§ **Extracted material**

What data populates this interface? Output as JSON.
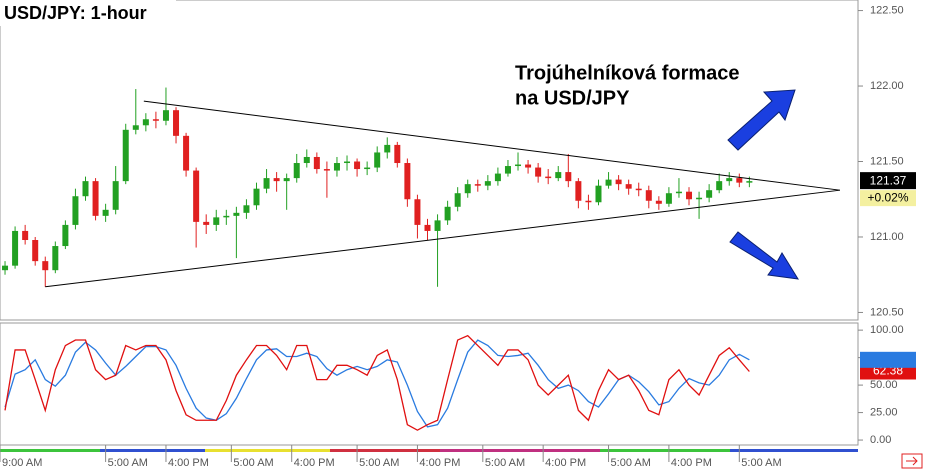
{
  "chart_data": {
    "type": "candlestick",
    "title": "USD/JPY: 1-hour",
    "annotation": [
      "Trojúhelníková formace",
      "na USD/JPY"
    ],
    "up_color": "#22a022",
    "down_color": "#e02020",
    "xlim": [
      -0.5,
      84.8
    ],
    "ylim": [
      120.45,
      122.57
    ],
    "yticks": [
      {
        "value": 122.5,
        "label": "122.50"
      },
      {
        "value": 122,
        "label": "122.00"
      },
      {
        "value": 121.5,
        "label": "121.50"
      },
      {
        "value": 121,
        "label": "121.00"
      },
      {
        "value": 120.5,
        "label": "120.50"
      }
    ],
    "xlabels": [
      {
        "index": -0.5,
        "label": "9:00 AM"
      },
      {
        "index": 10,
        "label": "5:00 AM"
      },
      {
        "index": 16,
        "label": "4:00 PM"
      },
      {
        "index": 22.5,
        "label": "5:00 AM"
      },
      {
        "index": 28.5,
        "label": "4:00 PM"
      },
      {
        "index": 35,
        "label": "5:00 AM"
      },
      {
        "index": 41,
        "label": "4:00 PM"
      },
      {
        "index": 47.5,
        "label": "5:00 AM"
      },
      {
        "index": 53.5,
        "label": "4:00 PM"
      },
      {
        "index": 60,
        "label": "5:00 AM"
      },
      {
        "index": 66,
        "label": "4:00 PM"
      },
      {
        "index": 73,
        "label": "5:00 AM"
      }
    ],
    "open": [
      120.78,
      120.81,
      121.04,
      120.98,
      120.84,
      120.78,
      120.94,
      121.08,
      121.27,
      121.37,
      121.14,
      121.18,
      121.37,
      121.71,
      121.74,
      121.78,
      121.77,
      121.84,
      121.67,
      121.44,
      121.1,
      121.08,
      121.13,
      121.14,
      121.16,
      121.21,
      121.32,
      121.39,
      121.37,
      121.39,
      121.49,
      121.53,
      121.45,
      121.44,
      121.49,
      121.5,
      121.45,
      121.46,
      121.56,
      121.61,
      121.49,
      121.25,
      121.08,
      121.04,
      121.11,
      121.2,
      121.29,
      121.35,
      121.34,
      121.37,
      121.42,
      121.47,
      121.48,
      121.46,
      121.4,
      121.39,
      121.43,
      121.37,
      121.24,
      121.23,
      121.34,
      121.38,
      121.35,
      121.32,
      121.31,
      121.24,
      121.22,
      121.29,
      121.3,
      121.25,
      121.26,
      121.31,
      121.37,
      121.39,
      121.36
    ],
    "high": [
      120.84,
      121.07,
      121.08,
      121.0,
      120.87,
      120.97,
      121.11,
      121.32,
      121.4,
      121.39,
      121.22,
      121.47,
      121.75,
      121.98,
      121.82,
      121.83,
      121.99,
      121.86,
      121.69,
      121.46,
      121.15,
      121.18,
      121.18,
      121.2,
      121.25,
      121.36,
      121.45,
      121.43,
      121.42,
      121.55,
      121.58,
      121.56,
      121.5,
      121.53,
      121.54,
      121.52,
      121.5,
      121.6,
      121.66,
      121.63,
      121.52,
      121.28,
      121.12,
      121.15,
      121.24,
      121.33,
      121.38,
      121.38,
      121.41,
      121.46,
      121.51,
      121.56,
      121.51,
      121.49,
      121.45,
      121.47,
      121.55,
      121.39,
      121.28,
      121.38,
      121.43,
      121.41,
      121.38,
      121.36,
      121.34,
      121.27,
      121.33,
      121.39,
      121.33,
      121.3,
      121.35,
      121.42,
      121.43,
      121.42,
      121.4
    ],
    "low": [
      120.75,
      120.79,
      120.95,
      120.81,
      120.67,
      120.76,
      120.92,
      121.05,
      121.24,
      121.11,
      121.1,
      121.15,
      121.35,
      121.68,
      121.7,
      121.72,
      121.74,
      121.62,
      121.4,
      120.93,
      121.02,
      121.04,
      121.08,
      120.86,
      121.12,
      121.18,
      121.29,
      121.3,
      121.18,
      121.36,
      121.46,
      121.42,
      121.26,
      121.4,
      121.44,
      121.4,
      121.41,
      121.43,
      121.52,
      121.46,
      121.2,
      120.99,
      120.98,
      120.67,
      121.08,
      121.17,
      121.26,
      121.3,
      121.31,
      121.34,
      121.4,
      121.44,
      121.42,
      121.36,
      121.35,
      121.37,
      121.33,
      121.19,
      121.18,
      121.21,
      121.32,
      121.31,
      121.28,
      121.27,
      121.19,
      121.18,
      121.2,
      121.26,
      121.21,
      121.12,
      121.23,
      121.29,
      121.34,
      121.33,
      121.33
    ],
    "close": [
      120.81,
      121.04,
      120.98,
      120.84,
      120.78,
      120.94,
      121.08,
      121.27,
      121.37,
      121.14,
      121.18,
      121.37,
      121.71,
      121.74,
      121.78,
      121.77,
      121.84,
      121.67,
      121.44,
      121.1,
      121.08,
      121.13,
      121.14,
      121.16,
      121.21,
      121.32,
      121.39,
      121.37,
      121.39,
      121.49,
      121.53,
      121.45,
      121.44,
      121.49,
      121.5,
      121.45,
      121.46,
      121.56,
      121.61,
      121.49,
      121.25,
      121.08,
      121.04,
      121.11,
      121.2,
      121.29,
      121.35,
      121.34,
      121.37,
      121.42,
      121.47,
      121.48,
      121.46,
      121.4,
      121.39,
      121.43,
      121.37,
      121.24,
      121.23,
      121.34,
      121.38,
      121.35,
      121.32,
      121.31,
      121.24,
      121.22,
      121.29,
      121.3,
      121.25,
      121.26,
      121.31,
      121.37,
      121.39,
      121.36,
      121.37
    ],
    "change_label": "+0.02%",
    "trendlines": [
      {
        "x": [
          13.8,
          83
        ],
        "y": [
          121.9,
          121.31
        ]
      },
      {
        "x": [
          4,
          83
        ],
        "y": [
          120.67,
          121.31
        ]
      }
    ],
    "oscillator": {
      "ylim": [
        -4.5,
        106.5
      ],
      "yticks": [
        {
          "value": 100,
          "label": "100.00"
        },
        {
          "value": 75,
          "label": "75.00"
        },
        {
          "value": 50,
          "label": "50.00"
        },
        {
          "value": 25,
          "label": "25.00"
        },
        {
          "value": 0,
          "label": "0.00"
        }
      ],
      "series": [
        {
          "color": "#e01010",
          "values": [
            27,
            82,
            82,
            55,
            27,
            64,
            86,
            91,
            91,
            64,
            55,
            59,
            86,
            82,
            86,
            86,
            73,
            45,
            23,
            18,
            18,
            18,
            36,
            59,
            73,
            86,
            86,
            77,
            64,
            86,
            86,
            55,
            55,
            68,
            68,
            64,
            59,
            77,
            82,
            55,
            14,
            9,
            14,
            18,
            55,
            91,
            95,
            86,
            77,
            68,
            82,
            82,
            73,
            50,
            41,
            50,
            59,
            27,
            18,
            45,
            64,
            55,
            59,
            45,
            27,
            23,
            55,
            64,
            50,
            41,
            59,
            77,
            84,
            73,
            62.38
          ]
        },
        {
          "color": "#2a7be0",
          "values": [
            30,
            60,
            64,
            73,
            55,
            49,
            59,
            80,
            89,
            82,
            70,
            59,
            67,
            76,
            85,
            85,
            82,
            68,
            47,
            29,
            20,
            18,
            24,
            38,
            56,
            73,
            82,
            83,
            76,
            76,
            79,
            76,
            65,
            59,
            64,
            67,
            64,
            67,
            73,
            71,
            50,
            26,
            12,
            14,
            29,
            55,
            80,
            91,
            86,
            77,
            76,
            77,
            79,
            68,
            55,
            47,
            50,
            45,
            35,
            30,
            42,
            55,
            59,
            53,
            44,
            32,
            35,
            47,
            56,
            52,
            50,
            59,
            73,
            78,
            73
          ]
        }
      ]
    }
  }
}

§ **Exercise**
Identify and copy lines that hold the string "index".

§ **Task answer**
        "index": -0.5,
        "index": 10,
        "index": 16,
        "index": 22.5,
        "index": 28.5,
        "index": 35,
        "index": 41,
        "index": 47.5,
        "index": 53.5,
        "index": 60,
        "index": 66,
        "index": 73,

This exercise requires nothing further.